_DOCUMENT PASSAGE_:
* BEGIN *

English.news.cn   2011-04-23 08:51:21 FeedbackPrintRSS

by Christine McLaren

VANCOUVER, April 22 (Xinhua) -- An estimated 3000 people paraded down Commercial Drive Friday morning in one of Vancouver' s largest celebrations of Earth Day and a rally for climate justice.

Organized entirely by youth through the newly founded organization Youth for Climate Justice Now, the atmosphere of the event was joyous but the message serious. Part protest, part party, the event's goal was to reclaim Earth Day as a vehicle for environmental action.

"We really wanted to organize this because we feel like there' s never really a big Earth Day event that is youth lead. So this is really an opportunity to recapture those roots and to really be the start of a movement; a movement of change," Brendan Chan, one of four 17-year-old co-organizers from local Vancouver high schools, told Xinhua.

The parade spanned several blocks of the East Vancouver street and included musicians, stilt walkers, children dressed in animal costumes, and more hoolahoopers than one could count.

The parade culminated in a community festival with guest speakers including politicians and a First Nations environmental activist, as well as spoken word poets and local musicians, bringing a light hearted air to a serious event.

The main message the Youth for Climate Justice Now organizers hoped to get across at the event was what they call the two-degree message -- reminding people of the irreversible climate damage that will happen if we allow global warming to increase the world' s temperature by two degrees.

As part of this two-degree campaign, they encouraged youth and adults alike to reclaim the V-shaped two-fingered hand gesture usually representing a peace sign as a symbol for climate justice.

"We are bringing back the peace sign as the symbol for our event because we want people to think about being at peace with the Earth, but more specifically we want people to focus on the goal of keeping global temperature from going up another 2 degrees, which is the tipping point for run away climate change," said Chan.

The youth had several mentors assisting them with the project, including members of the Canadian wilderness protection group the Wilderness Committee, and the local community engagement organizing group Transformation Projects.

"These young people are just totally amazing. They are really making me feel hopeful about the fact that change really is possible," Ben West, Healthy Communities Campaigner for the Wilderness Committee, told Xinhua.

"A lot of people in the climate change movement are focused on market driven solutions, and it tends to be relatively affluent mostly white folks, and this is a real change. This is a group of students from a totally different part of town who are coming with a totally different set of values, and it's, I think just really inspiring to watch young people really lead the way," he said.

According to Brendan Chan and his fellow organizers, there is no other choice.

"We're youth and we're going to inherit the world eventually, and inherit all the problems, so this is really something that we need to tackle right now."

* END *

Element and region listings
* BEGIN *

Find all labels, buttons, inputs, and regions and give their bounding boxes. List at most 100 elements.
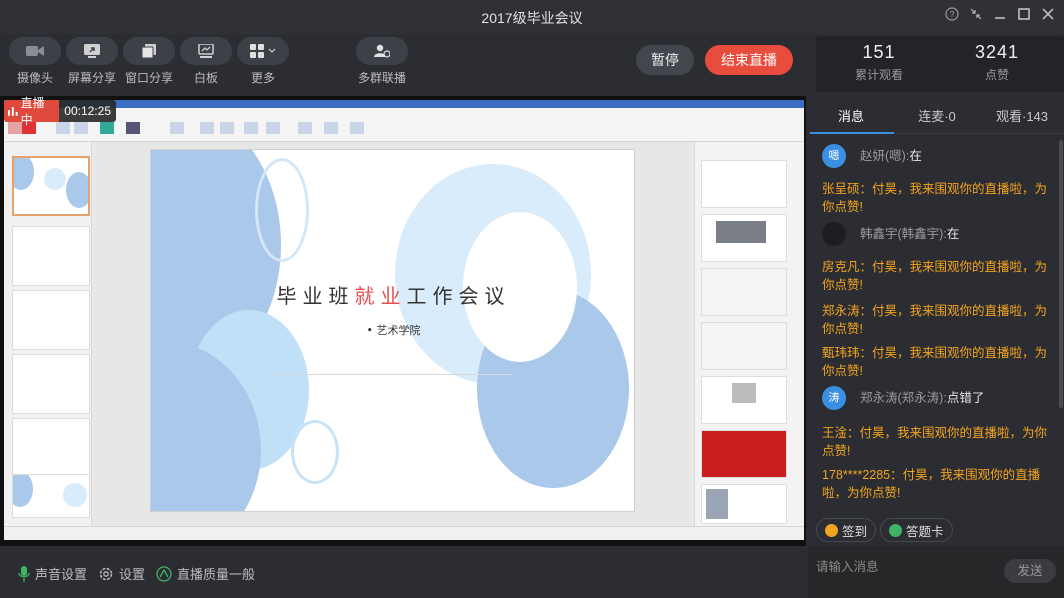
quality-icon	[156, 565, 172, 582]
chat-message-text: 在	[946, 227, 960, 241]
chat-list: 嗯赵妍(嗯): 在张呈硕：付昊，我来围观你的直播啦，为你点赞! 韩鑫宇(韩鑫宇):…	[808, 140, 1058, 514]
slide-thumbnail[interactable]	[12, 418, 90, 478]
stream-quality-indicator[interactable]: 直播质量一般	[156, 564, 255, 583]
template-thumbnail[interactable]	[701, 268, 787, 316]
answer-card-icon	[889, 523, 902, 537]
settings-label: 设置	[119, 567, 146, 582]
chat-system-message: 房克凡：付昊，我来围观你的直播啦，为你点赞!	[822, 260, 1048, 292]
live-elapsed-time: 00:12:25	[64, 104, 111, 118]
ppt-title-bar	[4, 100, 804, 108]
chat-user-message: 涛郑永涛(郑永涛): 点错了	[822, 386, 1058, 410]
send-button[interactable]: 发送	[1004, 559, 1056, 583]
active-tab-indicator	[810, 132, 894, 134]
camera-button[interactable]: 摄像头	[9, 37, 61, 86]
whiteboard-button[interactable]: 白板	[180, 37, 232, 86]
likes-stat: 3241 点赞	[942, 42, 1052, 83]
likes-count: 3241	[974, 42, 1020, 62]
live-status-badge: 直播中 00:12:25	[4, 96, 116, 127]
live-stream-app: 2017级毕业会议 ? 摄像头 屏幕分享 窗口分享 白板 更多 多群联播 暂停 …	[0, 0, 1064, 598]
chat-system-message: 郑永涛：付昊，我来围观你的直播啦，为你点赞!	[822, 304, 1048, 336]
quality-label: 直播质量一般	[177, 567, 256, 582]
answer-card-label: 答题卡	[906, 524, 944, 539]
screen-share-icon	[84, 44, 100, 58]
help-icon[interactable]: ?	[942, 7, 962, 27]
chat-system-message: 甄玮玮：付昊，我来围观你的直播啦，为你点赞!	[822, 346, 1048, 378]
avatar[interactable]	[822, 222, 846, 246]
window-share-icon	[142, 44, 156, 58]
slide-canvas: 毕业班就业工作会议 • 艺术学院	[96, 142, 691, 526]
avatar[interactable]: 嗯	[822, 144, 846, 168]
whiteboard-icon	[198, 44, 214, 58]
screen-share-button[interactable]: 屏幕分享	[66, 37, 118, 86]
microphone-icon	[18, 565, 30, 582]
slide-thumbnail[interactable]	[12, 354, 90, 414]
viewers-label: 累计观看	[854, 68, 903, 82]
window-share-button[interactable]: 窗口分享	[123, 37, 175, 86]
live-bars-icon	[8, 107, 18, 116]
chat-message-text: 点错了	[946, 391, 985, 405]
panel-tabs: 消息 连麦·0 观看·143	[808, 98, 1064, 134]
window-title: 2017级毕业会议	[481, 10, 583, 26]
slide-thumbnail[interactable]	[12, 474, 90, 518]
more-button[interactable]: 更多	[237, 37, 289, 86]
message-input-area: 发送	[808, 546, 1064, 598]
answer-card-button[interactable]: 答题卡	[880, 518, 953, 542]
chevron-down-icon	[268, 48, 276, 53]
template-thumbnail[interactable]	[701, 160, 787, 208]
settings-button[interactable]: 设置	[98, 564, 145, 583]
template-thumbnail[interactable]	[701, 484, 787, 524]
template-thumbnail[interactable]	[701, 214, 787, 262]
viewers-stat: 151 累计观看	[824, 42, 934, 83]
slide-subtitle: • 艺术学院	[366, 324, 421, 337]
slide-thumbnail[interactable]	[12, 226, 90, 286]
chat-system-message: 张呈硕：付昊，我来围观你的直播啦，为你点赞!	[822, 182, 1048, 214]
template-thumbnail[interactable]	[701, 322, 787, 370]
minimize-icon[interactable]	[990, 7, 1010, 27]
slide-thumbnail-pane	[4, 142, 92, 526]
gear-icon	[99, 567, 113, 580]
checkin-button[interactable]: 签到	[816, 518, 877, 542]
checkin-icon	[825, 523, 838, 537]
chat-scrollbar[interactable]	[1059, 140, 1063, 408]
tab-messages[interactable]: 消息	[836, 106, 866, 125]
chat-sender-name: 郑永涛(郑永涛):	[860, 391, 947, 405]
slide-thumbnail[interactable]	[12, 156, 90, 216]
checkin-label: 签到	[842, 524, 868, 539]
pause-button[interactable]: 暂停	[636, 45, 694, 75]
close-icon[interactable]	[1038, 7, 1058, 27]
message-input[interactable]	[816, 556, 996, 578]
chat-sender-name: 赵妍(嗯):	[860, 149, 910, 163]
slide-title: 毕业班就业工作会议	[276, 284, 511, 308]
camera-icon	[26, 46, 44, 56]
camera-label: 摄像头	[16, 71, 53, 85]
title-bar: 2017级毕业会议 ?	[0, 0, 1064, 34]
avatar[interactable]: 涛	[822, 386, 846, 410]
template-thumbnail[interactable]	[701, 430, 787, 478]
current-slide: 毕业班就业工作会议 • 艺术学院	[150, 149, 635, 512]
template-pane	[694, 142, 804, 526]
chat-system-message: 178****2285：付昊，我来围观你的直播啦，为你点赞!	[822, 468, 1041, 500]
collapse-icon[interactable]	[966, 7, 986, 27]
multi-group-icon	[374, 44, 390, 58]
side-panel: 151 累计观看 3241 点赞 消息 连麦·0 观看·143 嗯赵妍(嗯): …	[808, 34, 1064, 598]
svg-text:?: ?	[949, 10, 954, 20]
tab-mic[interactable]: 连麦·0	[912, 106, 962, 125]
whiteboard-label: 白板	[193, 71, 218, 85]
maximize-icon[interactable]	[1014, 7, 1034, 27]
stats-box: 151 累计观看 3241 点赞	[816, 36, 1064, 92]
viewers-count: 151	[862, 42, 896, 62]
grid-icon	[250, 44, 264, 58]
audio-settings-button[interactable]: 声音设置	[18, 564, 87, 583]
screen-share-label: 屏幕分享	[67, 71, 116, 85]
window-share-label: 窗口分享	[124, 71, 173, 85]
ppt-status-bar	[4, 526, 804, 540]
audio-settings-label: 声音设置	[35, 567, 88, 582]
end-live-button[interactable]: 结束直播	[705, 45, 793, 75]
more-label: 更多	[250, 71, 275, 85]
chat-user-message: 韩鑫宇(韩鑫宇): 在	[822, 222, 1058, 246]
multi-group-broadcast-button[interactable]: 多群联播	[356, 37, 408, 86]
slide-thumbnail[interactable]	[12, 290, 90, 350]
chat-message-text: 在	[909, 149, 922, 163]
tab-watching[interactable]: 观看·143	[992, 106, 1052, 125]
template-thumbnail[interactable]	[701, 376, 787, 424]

* END *

_DIRECTIONS_:
1. Can you repeat, word for word, everything in the Earth Day article from "The parade spanned" down to "a serious event."?
2. According to the Earth Day article, who were the participants in the parade along the East Vancouver street?

_EXERCISE SOLUTIONS_:
1.
The parade spanned several blocks of the East Vancouver street and included musicians, stilt walkers, children dressed in animal costumes, and more hoolahoopers than one could count.

The parade culminated in a community festival with guest speakers including politicians and a First Nations environmental activist, as well as spoken word poets and local musicians, bringing a light hearted air to a serious event.

2. Musicians, stilt walkers, children dressed in animal costumes, and hoolahoopers.